_What is required_
Leave out the pictures and return every entry exactly as it appears.

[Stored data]
## BEGIN

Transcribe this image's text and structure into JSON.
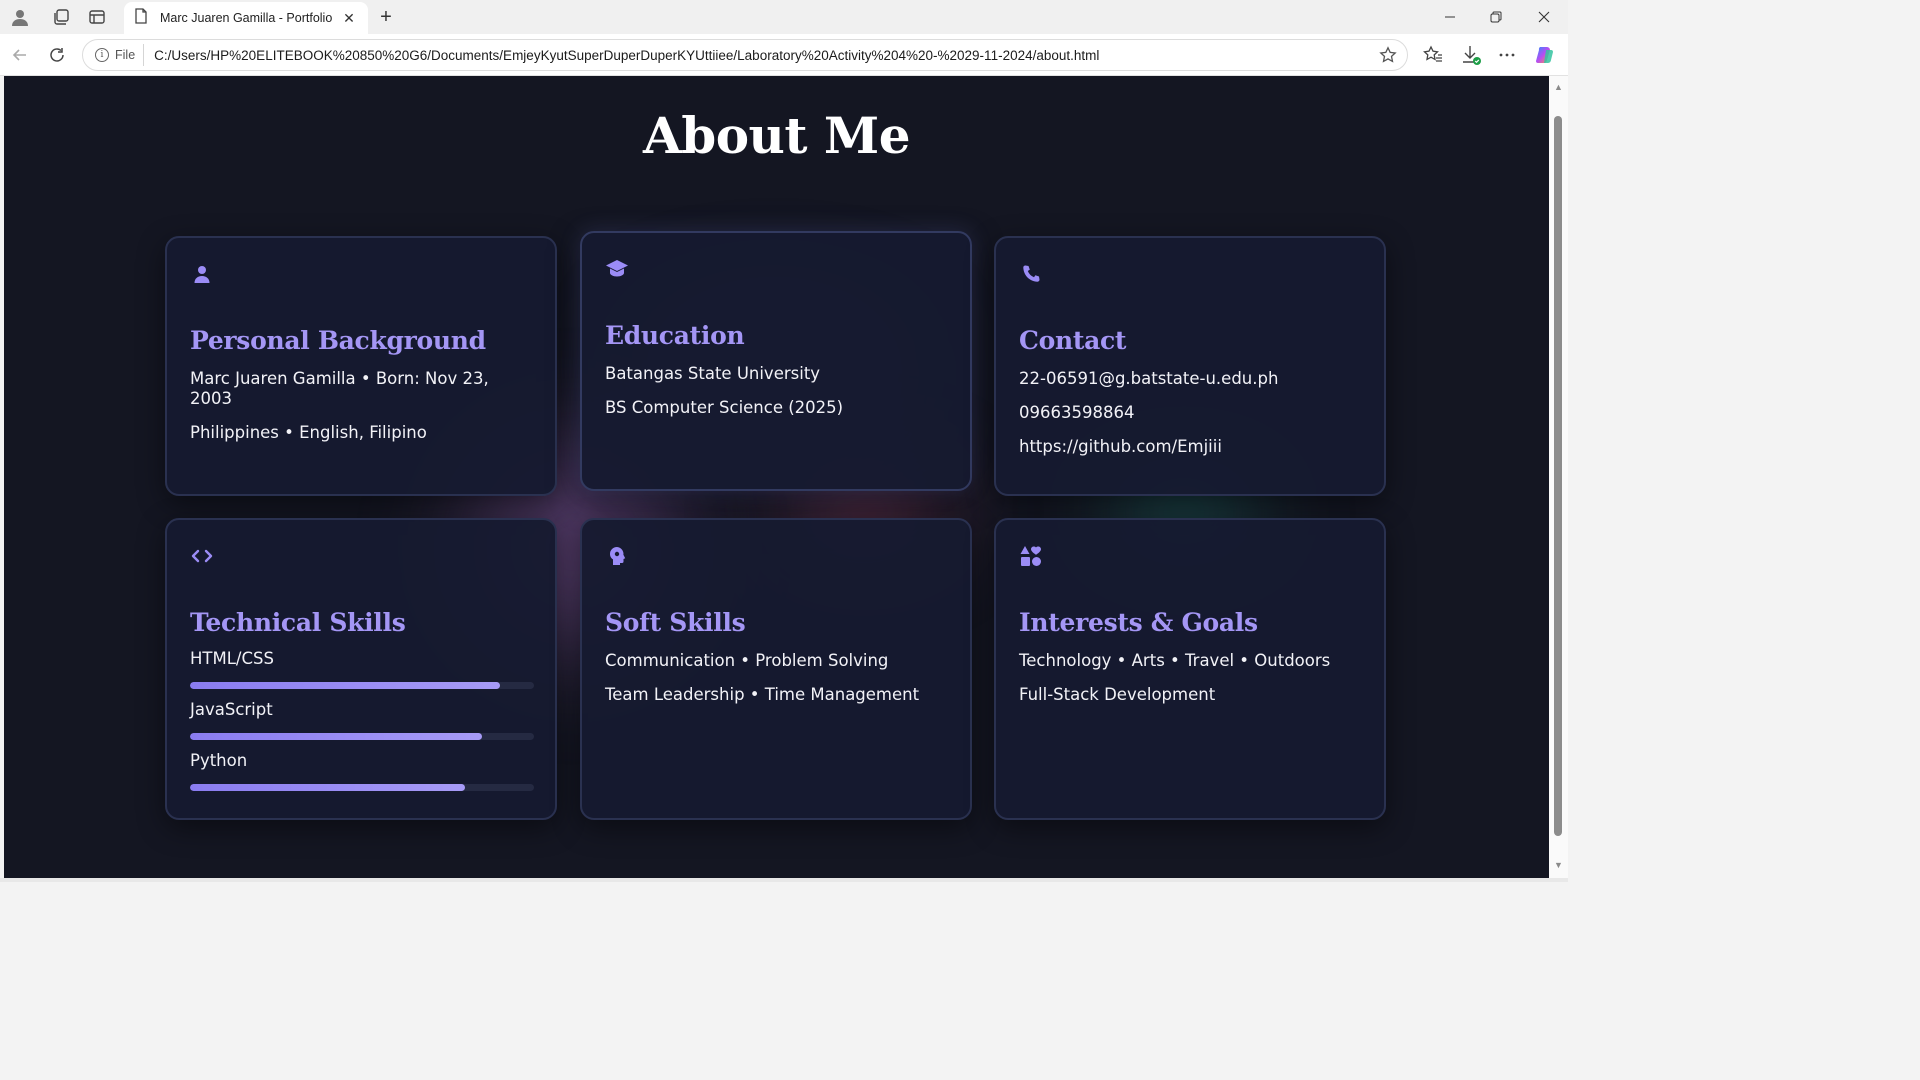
{
  "browser": {
    "tab_title": "Marc Juaren Gamilla - Portfolio",
    "file_label": "File",
    "url": "C:/Users/HP%20ELITEBOOK%20850%20G6/Documents/EmjeyKyutSuperDuperDuperKYUttiiee/Laboratory%20Activity%204%20-%2029-11-2024/about.html",
    "icons": [
      "profile-icon",
      "collections-icon",
      "tab-actions-icon",
      "page-icon",
      "close-icon",
      "plus-icon",
      "minimize-icon",
      "restore-icon",
      "window-close-icon",
      "back-icon",
      "reload-icon",
      "info-icon",
      "star-icon",
      "favorites-icon",
      "downloads-icon",
      "more-icon",
      "copilot-icon"
    ]
  },
  "page": {
    "title": "About Me",
    "accent_color": "#9b8cf6",
    "background_color": "#141622"
  },
  "cards": {
    "personal": {
      "icon": "user-icon",
      "title": "Personal Background",
      "lines": [
        "Marc Juaren Gamilla • Born: Nov 23, 2003",
        "Philippines • English, Filipino"
      ]
    },
    "education": {
      "icon": "graduation-cap-icon",
      "title": "Education",
      "lines": [
        "Batangas State University",
        "BS Computer Science (2025)"
      ]
    },
    "contact": {
      "icon": "phone-icon",
      "title": "Contact",
      "lines": [
        "22-06591@g.batstate-u.edu.ph",
        "09663598864",
        "https://github.com/Emjiii"
      ]
    },
    "technical": {
      "icon": "code-icon",
      "title": "Technical Skills",
      "skills": [
        {
          "label": "HTML/CSS",
          "level": 0.9
        },
        {
          "label": "JavaScript",
          "level": 0.85
        },
        {
          "label": "Python",
          "level": 0.8
        }
      ]
    },
    "soft": {
      "icon": "brain-icon",
      "title": "Soft Skills",
      "lines": [
        "Communication • Problem Solving",
        "Team Leadership • Time Management"
      ]
    },
    "interests": {
      "icon": "shapes-icon",
      "title": "Interests & Goals",
      "lines": [
        "Technology • Arts • Travel • Outdoors",
        "Full-Stack Development"
      ]
    }
  }
}
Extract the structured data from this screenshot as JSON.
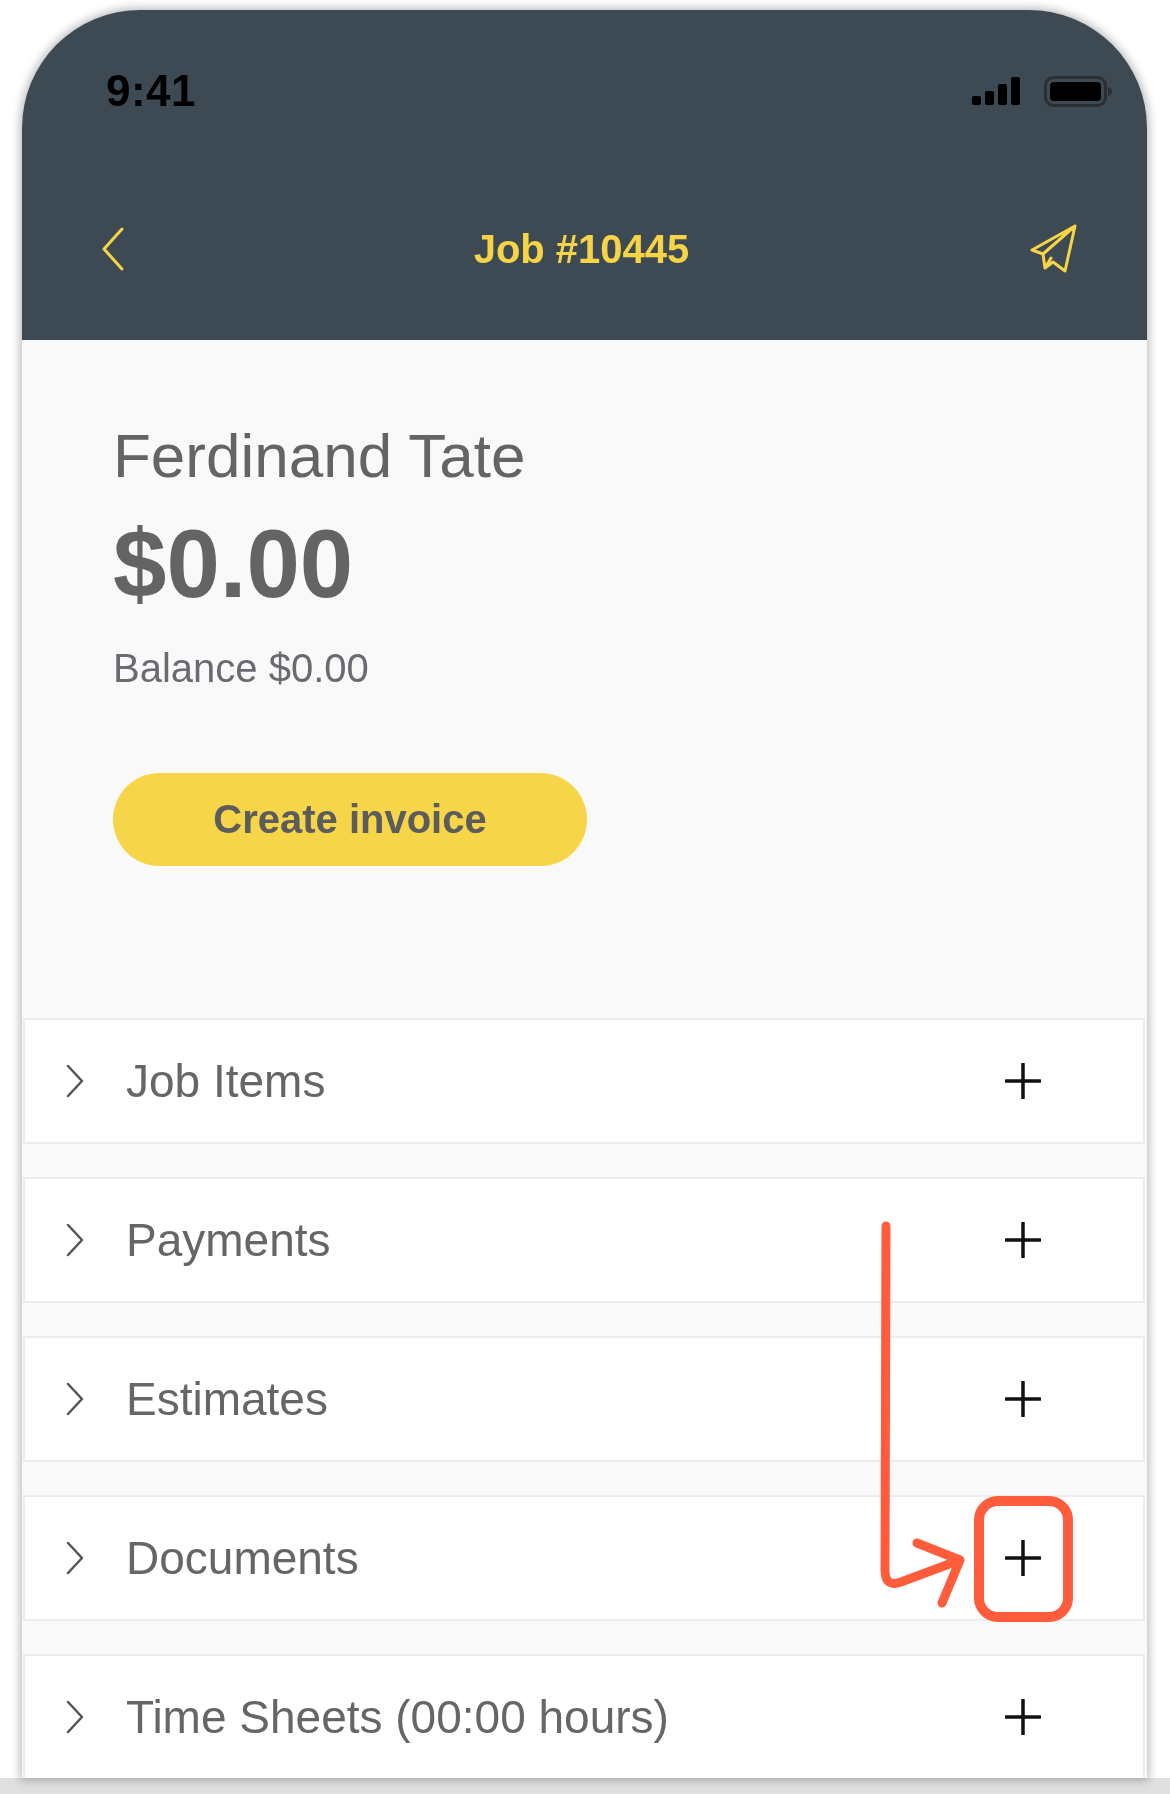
{
  "status_bar": {
    "time": "9:41"
  },
  "nav_bar": {
    "title": "Job #10445"
  },
  "summary": {
    "customer_name": "Ferdinand Tate",
    "total": "$0.00",
    "balance": "Balance $0.00"
  },
  "create_invoice_button": {
    "label": "Create invoice"
  },
  "sections": [
    {
      "label": "Job Items",
      "expanded": false,
      "highlighted": false
    },
    {
      "label": "Payments",
      "expanded": false,
      "highlighted": false
    },
    {
      "label": "Estimates",
      "expanded": false,
      "highlighted": false
    },
    {
      "label": "Documents",
      "expanded": false,
      "highlighted": true
    },
    {
      "label": "Time Sheets (00:00 hours)",
      "expanded": false,
      "highlighted": false
    }
  ]
}
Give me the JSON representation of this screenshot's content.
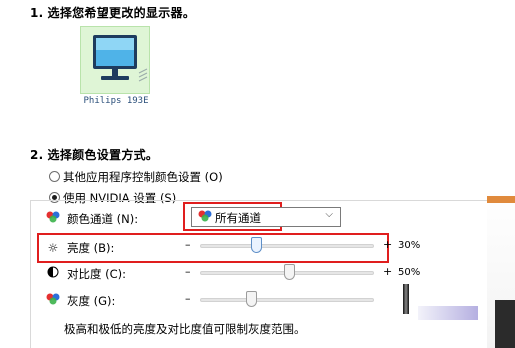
{
  "step1": {
    "number": "1.",
    "title": "选择您希望更改的显示器。"
  },
  "monitor": {
    "name": "Philips 193E",
    "icon": "monitor-icon"
  },
  "step2": {
    "number": "2.",
    "title": "选择颜色设置方式。"
  },
  "radio_other": {
    "label": "其他应用程序控制颜色设置 (O)",
    "selected": false
  },
  "radio_nvidia": {
    "label": "使用 NVIDIA 设置 (S)",
    "selected": true
  },
  "channel": {
    "label": "颜色通道 (N):",
    "value": "所有通道",
    "icon": "color-channel-icon"
  },
  "brightness": {
    "label": "亮度 (B):",
    "minus": "–",
    "plus": "+",
    "value_text": "30%",
    "value": 30,
    "icon": "sun-icon"
  },
  "contrast": {
    "label": "对比度 (C):",
    "minus": "–",
    "plus": "+",
    "value_text": "50%",
    "value": 50,
    "icon": "contrast-icon"
  },
  "gamma": {
    "label": "灰度 (G):",
    "minus": "–",
    "icon": "gamma-icon",
    "value": 40
  },
  "note": "极高和极低的亮度及对比度值可限制灰度范围。",
  "colors": {
    "highlight": "#e01e1e",
    "tile": "#dff5d6"
  }
}
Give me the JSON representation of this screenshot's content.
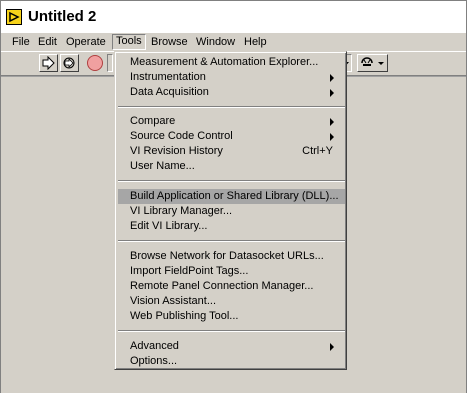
{
  "window": {
    "title": "Untitled 2"
  },
  "menubar": {
    "items": [
      {
        "label": "File"
      },
      {
        "label": "Edit"
      },
      {
        "label": "Operate"
      },
      {
        "label": "Tools"
      },
      {
        "label": "Browse"
      },
      {
        "label": "Window"
      },
      {
        "label": "Help"
      }
    ],
    "active": "Tools"
  },
  "toolbar": {
    "run_icon": "run-arrow-icon",
    "run_continuous_icon": "run-continuously-icon",
    "abort_icon": "abort-stop-icon",
    "font_dropdown_icon": "chevron-down-icon",
    "align_dropdown_icon": "align-objects-icon"
  },
  "tools_menu": {
    "items": [
      {
        "label": "Measurement & Automation Explorer...",
        "submenu": false
      },
      {
        "label": "Instrumentation",
        "submenu": true
      },
      {
        "label": "Data Acquisition",
        "submenu": true
      },
      {
        "label": "Compare",
        "submenu": true
      },
      {
        "label": "Source Code Control",
        "submenu": true
      },
      {
        "label": "VI Revision History",
        "shortcut": "Ctrl+Y"
      },
      {
        "label": "User Name..."
      },
      {
        "label": "Build Application or Shared Library (DLL)...",
        "highlighted": true
      },
      {
        "label": "VI Library Manager..."
      },
      {
        "label": "Edit VI Library..."
      },
      {
        "label": "Browse Network for Datasocket URLs..."
      },
      {
        "label": "Import FieldPoint Tags..."
      },
      {
        "label": "Remote Panel Connection Manager..."
      },
      {
        "label": "Vision Assistant..."
      },
      {
        "label": "Web Publishing Tool..."
      },
      {
        "label": "Advanced",
        "submenu": true
      },
      {
        "label": "Options..."
      }
    ]
  }
}
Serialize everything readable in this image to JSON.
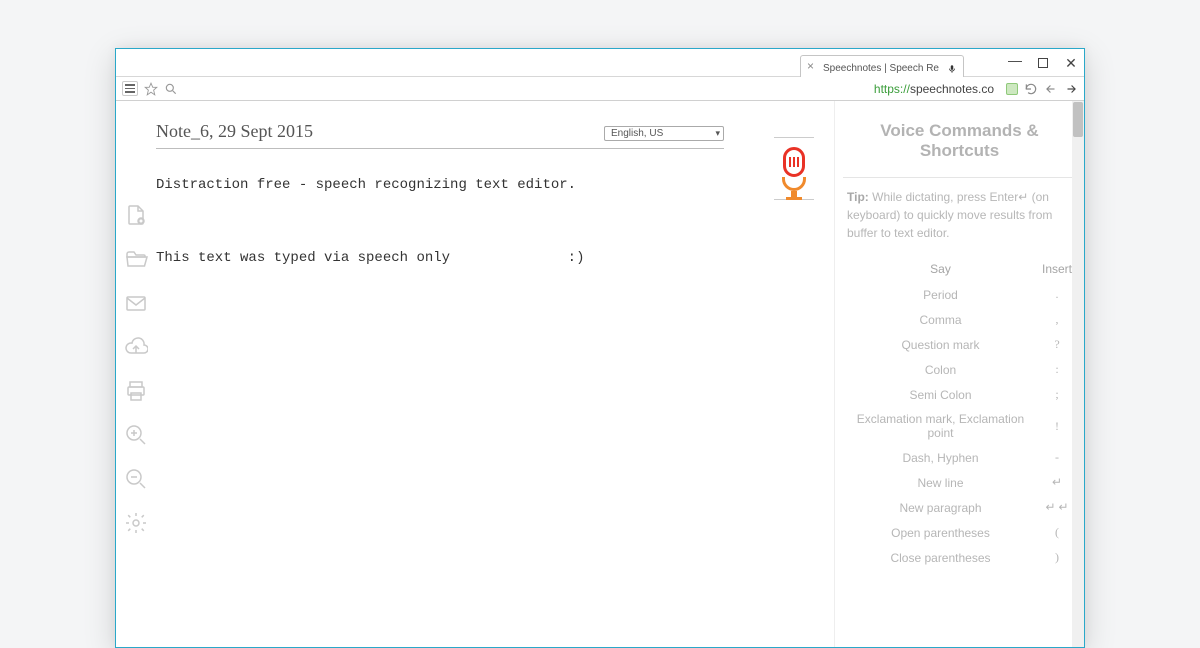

## END

_Expected answer_
Transcribe this image's text and structure into JSON.
{
  "browser": {
    "tab_title": "Marc Juaren Gamilla - Portfolio",
    "file_label": "File",
    "url": "C:/Users/HP%20ELITEBOOK%20850%20G6/Documents/EmjeyKyutSuperDuperDuperKYUttiiee/Laboratory%20Activity%204%20-%2029-11-2024/about.html",
    "icons": [
      "profile-icon",
      "collections-icon",
      "tab-actions-icon",
      "page-icon",
      "close-icon",
      "plus-icon",
      "minimize-icon",
      "restore-icon",
      "window-close-icon",
      "back-icon",
      "reload-icon",
      "info-icon",
      "star-icon",
      "favorites-icon",
      "downloads-icon",
      "more-icon",
      "copilot-icon"
    ]
  },
  "page": {
    "title": "About Me",
    "accent_color": "#9b8cf6",
    "background_color": "#141622"
  },
  "cards": {
    "personal": {
      "icon": "user-icon",
      "title": "Personal Background",
      "lines": [
        "Marc Juaren Gamilla • Born: Nov 23, 2003",
        "Philippines • English, Filipino"
      ]
    },
    "education": {
      "icon": "graduation-cap-icon",
      "title": "Education",
      "lines": [
        "Batangas State University",
        "BS Computer Science (2025)"
      ]
    },
    "contact": {
      "icon": "phone-icon",
      "title": "Contact",
      "lines": [
        "22-06591@g.batstate-u.edu.ph",
        "09663598864",
        "https://github.com/Emjiii"
      ]
    },
    "technical": {
      "icon": "code-icon",
      "title": "Technical Skills",
      "skills": [
        {
          "label": "HTML/CSS",
          "level": 0.9
        },
        {
          "label": "JavaScript",
          "level": 0.85
        },
        {
          "label": "Python",
          "level": 0.8
        }
      ]
    },
    "soft": {
      "icon": "brain-icon",
      "title": "Soft Skills",
      "lines": [
        "Communication • Problem Solving",
        "Team Leadership • Time Management"
      ]
    },
    "interests": {
      "icon": "shapes-icon",
      "title": "Interests & Goals",
      "lines": [
        "Technology • Arts • Travel • Outdoors",
        "Full-Stack Development"
      ]
    }
  }
}
Extract the structured data from this screenshot as JSON.
{
  "status_bar": {
    "time": "9:41"
  },
  "nav_bar": {
    "title": "Job #10445"
  },
  "summary": {
    "customer_name": "Ferdinand Tate",
    "total": "$0.00",
    "balance": "Balance $0.00"
  },
  "create_invoice_button": {
    "label": "Create invoice"
  },
  "sections": [
    {
      "label": "Job Items",
      "expanded": false,
      "highlighted": false
    },
    {
      "label": "Payments",
      "expanded": false,
      "highlighted": false
    },
    {
      "label": "Estimates",
      "expanded": false,
      "highlighted": false
    },
    {
      "label": "Documents",
      "expanded": false,
      "highlighted": true
    },
    {
      "label": "Time Sheets (00:00 hours)",
      "expanded": false,
      "highlighted": false
    }
  ]
}
Give me the JSON representation of this screenshot's content.
{
  "step1": {
    "number": "1.",
    "title": "选择您希望更改的显示器。"
  },
  "monitor": {
    "name": "Philips 193E",
    "icon": "monitor-icon"
  },
  "step2": {
    "number": "2.",
    "title": "选择颜色设置方式。"
  },
  "radio_other": {
    "label": "其他应用程序控制颜色设置 (O)",
    "selected": false
  },
  "radio_nvidia": {
    "label": "使用 NVIDIA 设置 (S)",
    "selected": true
  },
  "channel": {
    "label": "颜色通道 (N):",
    "value": "所有通道",
    "icon": "color-channel-icon"
  },
  "brightness": {
    "label": "亮度 (B):",
    "minus": "–",
    "plus": "+",
    "value_text": "30%",
    "value": 30,
    "icon": "sun-icon"
  },
  "contrast": {
    "label": "对比度 (C):",
    "minus": "–",
    "plus": "+",
    "value_text": "50%",
    "value": 50,
    "icon": "contrast-icon"
  },
  "gamma": {
    "label": "灰度 (G):",
    "minus": "–",
    "icon": "gamma-icon",
    "value": 40
  },
  "note": "极高和极低的亮度及对比度值可限制灰度范围。",
  "colors": {
    "highlight": "#e01e1e",
    "tile": "#dff5d6"
  }
}
Give me the JSON representation of this screenshot's content.
{
  "window": {
    "title": "Untitled 2"
  },
  "menubar": {
    "items": [
      {
        "label": "File"
      },
      {
        "label": "Edit"
      },
      {
        "label": "Operate"
      },
      {
        "label": "Tools"
      },
      {
        "label": "Browse"
      },
      {
        "label": "Window"
      },
      {
        "label": "Help"
      }
    ],
    "active": "Tools"
  },
  "toolbar": {
    "run_icon": "run-arrow-icon",
    "run_continuous_icon": "run-continuously-icon",
    "abort_icon": "abort-stop-icon",
    "font_dropdown_icon": "chevron-down-icon",
    "align_dropdown_icon": "align-objects-icon"
  },
  "tools_menu": {
    "items": [
      {
        "label": "Measurement & Automation Explorer...",
        "submenu": false
      },
      {
        "label": "Instrumentation",
        "submenu": true
      },
      {
        "label": "Data Acquisition",
        "submenu": true
      },
      {
        "label": "Compare",
        "submenu": true
      },
      {
        "label": "Source Code Control",
        "submenu": true
      },
      {
        "label": "VI Revision History",
        "shortcut": "Ctrl+Y"
      },
      {
        "label": "User Name..."
      },
      {
        "label": "Build Application or Shared Library (DLL)...",
        "highlighted": true
      },
      {
        "label": "VI Library Manager..."
      },
      {
        "label": "Edit VI Library..."
      },
      {
        "label": "Browse Network for Datasocket URLs..."
      },
      {
        "label": "Import FieldPoint Tags..."
      },
      {
        "label": "Remote Panel Connection Manager..."
      },
      {
        "label": "Vision Assistant..."
      },
      {
        "label": "Web Publishing Tool..."
      },
      {
        "label": "Advanced",
        "submenu": true
      },
      {
        "label": "Options..."
      }
    ]
  }
}
Serialize everything readable in this image to JSON.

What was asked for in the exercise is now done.